Описание задания: Выведите без изменений часть отрывка о генеративном искусственном интеллекте, начиная со слов «Стоит ли художникам, писателям» и продолжая до слов «к определенному жанру.» включительно.

Связь воображения и памяти прослеживается и в области генеративного искусственного интеллекта, где создаются все более сложные программы, натренированные на огромном количестве примеров определенного жанра и способные выдавать новые результаты, в которых сохраняется сущность тренировочного материала. Один из моих любимых примеров – проект «Неутомимый двойник» (Relentless Doppelganger): безостановочный поток сгенерированной искусственным интеллектом музыки в жанре death metal, которая может показаться записью одной из сотни скандинавских метал-групп. Другая программа, Stable Diffusion, задействует искусственный интеллект, чтобы создавать новые произведения изобразительного искусства по текстовым запросам пользователей, например, «обезьяна ест банановый сплит». Продукты на основе искусственного интеллекта, например чат-бот ChatGPT, могут писать целые поэмы или рассказы на основе простых текстовых запросов. Результаты бывают впечатляющими, но не так уж это удивительно. Искусство искусственного интеллекта – не в создании чего-то нового, а в том, чтобы брать элементы существующего человеческого искусства и пересобирать их в другую комбинацию (под руководством человека же).
Стоит ли художникам, писателям и музыкантам беспокоиться о восстании машин? Нет. Искусственный интеллект – всего лишь отражение культурной среды, порождающей человеческие произведения искусства. Как я рассказывал во второй главе, нейронные сети, обеспечивающие работу генеративного искусственного интеллекта, строятся по модели сетей неокортекса в человеческом мозге, оптимизированных, чтобы усваивать общую структуру полученного опыта. Поэтому логично, что компьютерная программа, лишенная понимания творческого процесса, может уловить суть человеческого искусства, принадлежащего к определенному жанру.

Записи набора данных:

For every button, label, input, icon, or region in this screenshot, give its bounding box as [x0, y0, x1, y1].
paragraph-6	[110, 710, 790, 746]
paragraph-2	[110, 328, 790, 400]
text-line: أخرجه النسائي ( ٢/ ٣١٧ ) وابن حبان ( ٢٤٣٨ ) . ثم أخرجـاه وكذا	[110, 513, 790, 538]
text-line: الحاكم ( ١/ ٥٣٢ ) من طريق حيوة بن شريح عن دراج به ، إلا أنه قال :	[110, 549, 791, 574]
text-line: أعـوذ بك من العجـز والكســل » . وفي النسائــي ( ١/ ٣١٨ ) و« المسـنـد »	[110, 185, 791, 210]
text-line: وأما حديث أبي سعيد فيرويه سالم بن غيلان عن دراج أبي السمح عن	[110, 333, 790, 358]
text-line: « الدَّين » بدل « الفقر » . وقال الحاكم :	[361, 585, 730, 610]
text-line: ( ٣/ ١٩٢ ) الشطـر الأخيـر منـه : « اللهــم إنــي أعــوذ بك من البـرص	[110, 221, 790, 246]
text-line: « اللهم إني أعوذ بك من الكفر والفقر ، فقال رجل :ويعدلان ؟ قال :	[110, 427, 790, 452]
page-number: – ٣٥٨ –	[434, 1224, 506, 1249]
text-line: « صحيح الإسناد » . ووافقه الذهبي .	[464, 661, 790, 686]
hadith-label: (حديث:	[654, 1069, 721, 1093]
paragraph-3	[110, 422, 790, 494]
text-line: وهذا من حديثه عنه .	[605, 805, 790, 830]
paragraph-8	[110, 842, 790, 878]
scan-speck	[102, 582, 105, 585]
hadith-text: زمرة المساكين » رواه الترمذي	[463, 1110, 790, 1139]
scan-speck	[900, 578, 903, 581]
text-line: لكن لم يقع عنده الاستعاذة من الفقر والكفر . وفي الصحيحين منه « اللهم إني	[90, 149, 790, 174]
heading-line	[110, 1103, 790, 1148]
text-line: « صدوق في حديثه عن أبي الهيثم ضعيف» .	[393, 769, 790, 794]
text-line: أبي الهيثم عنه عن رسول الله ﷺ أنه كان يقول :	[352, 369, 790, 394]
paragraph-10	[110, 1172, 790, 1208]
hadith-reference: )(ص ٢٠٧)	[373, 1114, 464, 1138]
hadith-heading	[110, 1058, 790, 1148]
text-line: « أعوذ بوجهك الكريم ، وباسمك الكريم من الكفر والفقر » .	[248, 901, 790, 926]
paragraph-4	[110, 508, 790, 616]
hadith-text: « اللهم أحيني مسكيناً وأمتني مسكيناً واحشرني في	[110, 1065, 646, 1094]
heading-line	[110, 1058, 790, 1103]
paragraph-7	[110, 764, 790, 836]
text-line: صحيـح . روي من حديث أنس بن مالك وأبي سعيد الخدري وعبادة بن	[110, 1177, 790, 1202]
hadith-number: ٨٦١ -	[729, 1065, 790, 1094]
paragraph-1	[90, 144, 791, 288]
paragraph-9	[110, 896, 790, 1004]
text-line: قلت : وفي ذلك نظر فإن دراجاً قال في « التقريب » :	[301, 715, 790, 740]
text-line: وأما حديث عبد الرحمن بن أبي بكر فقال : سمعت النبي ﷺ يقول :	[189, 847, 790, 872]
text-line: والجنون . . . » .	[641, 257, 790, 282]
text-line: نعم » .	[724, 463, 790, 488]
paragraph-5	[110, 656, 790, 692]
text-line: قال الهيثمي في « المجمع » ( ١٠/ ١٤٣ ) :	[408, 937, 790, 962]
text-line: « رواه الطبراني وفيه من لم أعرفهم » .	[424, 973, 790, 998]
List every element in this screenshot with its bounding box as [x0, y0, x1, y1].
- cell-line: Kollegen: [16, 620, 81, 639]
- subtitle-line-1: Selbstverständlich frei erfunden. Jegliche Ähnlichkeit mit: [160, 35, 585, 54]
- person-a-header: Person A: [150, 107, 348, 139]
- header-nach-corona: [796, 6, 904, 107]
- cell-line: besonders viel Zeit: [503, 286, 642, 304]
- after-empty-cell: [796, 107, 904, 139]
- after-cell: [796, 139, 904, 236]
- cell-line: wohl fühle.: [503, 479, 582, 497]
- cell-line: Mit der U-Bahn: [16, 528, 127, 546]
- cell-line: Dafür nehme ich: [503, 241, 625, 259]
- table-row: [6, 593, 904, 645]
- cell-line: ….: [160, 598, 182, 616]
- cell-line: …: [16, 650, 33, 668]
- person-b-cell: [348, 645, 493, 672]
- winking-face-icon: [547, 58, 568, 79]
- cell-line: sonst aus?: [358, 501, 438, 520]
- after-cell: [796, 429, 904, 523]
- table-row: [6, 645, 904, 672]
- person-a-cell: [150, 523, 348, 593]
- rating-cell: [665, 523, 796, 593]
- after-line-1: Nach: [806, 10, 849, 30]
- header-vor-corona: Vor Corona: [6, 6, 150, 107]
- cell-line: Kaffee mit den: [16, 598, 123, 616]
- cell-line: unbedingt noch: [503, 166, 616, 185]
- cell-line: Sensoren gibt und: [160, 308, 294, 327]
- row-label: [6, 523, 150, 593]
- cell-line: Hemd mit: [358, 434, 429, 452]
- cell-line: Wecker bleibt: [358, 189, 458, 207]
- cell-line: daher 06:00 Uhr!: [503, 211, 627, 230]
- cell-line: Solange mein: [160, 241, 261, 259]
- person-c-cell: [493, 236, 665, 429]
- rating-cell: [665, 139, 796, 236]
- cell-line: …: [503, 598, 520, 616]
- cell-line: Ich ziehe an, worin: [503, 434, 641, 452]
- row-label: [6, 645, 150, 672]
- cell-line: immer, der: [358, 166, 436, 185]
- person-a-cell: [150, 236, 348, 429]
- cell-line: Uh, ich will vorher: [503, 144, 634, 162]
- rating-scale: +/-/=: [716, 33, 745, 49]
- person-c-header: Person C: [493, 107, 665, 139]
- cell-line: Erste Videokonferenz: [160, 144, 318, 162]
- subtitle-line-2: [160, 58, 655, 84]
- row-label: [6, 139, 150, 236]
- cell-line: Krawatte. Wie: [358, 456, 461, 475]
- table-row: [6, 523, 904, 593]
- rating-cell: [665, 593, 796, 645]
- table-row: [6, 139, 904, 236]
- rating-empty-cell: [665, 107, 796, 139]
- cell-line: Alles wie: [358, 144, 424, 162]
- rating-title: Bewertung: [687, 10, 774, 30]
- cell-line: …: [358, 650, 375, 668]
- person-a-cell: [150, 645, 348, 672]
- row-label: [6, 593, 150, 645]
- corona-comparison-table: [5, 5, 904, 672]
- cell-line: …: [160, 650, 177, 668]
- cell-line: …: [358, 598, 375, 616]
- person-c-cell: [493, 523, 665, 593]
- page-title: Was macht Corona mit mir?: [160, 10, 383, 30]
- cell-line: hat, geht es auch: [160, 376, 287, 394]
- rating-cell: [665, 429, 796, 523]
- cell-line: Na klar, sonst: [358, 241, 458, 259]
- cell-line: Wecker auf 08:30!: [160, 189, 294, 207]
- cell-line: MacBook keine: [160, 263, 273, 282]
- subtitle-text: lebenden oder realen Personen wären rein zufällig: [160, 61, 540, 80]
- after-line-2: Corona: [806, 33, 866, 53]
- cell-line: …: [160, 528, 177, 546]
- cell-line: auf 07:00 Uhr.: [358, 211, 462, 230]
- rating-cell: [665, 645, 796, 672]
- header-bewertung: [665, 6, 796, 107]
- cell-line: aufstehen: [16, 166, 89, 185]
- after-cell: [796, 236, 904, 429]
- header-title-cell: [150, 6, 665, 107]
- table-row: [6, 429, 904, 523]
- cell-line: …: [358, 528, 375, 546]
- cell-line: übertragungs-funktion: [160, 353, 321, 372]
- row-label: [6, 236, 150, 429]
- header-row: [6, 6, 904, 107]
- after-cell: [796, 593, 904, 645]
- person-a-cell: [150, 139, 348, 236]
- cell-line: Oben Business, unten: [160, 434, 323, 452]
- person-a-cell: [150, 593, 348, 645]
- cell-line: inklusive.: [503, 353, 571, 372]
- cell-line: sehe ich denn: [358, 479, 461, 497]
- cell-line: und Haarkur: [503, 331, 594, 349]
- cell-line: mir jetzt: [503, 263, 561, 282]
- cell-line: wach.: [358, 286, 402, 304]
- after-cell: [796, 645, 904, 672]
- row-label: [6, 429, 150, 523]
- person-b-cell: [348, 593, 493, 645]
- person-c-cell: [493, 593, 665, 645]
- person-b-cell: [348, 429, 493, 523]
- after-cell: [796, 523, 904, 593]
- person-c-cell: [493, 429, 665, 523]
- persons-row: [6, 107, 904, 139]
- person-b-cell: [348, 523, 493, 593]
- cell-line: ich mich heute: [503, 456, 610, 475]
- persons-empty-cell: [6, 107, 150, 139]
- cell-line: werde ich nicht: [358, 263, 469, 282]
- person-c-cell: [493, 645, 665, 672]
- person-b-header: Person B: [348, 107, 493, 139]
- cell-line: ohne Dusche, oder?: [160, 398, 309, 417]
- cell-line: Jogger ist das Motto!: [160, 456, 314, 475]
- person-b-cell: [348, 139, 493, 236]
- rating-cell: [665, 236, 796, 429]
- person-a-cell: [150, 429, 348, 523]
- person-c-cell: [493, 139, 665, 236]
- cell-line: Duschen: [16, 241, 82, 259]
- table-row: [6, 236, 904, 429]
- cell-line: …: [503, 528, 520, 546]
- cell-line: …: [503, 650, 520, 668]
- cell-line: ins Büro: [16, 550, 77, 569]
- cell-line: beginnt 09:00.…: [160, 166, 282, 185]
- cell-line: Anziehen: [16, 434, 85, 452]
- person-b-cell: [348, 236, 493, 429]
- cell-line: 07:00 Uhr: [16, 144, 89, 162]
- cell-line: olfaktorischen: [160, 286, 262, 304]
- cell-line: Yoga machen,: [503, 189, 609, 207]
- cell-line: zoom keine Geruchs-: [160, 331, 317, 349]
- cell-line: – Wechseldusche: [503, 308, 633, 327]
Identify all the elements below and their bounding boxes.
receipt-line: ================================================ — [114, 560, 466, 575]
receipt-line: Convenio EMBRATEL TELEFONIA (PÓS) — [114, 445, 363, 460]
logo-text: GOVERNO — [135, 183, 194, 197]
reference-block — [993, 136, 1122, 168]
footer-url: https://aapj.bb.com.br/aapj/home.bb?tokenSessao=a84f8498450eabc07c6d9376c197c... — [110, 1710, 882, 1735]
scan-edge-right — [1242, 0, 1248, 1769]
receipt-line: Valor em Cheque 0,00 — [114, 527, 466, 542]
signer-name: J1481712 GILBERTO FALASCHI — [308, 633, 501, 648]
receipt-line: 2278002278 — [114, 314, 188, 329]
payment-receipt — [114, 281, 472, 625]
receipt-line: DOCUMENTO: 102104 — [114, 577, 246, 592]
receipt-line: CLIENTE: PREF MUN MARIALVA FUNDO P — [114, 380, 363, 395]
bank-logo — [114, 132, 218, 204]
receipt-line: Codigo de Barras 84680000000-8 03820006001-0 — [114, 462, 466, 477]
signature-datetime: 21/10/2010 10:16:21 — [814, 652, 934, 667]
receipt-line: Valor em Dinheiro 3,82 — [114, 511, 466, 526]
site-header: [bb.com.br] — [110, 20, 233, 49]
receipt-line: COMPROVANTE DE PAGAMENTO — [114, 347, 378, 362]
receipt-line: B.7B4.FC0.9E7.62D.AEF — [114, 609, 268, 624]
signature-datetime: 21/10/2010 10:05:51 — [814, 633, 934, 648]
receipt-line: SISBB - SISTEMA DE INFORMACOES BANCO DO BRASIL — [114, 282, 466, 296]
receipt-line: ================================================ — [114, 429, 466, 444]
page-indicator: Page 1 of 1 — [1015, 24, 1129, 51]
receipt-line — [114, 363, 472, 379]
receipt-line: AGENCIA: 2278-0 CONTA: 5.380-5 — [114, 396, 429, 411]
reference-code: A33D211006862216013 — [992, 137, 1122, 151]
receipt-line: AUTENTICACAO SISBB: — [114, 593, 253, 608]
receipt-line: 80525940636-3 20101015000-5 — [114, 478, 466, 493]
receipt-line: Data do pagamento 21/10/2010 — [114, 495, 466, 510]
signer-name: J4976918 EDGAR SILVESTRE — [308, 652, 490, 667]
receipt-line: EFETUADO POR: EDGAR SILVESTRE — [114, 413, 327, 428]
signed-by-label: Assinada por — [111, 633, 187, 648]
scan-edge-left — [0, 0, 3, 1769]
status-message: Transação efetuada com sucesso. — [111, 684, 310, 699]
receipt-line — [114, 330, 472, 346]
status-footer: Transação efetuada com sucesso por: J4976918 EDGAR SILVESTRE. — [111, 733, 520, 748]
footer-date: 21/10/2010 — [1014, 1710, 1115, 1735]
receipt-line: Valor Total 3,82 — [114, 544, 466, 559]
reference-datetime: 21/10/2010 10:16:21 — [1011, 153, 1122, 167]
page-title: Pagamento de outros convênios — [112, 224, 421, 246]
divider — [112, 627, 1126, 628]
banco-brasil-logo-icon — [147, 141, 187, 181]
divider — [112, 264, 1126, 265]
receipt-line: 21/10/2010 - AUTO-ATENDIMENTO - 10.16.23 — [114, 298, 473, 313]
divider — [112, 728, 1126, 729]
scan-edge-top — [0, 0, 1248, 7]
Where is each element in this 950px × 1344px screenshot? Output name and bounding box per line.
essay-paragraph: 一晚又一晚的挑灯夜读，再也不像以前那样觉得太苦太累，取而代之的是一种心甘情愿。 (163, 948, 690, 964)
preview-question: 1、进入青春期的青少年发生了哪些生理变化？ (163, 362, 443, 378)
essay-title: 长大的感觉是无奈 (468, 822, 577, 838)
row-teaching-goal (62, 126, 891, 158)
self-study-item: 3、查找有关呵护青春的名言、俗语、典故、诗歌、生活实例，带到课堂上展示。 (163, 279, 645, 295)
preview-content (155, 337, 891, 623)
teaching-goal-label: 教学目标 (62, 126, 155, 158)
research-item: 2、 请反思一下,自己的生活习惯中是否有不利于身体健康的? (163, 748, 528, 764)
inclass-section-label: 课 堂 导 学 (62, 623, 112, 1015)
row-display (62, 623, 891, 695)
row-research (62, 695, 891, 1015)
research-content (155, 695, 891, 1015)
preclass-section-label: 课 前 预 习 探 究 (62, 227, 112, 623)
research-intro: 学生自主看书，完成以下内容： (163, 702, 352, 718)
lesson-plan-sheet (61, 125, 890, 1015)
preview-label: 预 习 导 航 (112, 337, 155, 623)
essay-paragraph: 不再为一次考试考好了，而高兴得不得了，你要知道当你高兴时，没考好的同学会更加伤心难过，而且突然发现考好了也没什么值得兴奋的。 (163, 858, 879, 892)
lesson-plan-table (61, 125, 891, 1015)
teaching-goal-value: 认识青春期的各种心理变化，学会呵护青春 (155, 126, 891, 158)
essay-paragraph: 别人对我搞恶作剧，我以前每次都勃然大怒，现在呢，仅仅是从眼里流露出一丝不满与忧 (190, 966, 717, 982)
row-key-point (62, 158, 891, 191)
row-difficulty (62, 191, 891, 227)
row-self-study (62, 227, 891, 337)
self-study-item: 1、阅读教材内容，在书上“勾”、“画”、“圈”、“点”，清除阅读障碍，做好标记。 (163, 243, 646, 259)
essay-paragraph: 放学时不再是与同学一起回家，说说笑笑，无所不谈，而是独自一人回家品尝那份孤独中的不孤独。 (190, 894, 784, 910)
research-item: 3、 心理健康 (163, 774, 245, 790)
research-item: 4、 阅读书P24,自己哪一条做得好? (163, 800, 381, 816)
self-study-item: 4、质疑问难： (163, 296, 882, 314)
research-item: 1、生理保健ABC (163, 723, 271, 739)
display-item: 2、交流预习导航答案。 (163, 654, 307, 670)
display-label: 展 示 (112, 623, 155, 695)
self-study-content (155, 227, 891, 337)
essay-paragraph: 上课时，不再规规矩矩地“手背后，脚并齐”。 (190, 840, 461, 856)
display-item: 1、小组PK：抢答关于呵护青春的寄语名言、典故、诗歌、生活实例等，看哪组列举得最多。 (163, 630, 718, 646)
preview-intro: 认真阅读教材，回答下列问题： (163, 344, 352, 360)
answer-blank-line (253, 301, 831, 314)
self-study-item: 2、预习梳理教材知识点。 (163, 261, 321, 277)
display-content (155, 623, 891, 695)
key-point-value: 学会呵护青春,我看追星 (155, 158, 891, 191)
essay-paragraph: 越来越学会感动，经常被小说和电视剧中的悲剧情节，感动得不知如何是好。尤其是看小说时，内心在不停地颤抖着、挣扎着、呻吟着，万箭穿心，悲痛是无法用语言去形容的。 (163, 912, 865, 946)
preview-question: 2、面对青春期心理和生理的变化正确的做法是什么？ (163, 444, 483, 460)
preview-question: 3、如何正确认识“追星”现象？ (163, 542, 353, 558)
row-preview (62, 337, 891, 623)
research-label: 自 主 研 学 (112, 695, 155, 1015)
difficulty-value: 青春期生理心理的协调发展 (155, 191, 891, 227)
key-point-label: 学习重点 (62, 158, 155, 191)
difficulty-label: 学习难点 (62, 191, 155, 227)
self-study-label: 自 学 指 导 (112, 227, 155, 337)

Поле для ответа:
Стоит ли художникам, писателям и музыкантам беспокоиться о восстании машин? Нет. Искусственный интеллект – всего лишь отражение культурной среды, порождающей человеческие произведения искусства. Как я рассказывал во второй главе, нейронные сети, обеспечивающие работу генеративного искусственного интеллекта, строятся по модели сетей неокортекса в человеческом мозге, оптимизированных, чтобы усваивать общую структуру полученного опыта. Поэтому логично, что компьютерная программа, лишенная понимания творческого процесса, может уловить суть человеческого искусства, принадлежащего к определенному жанру.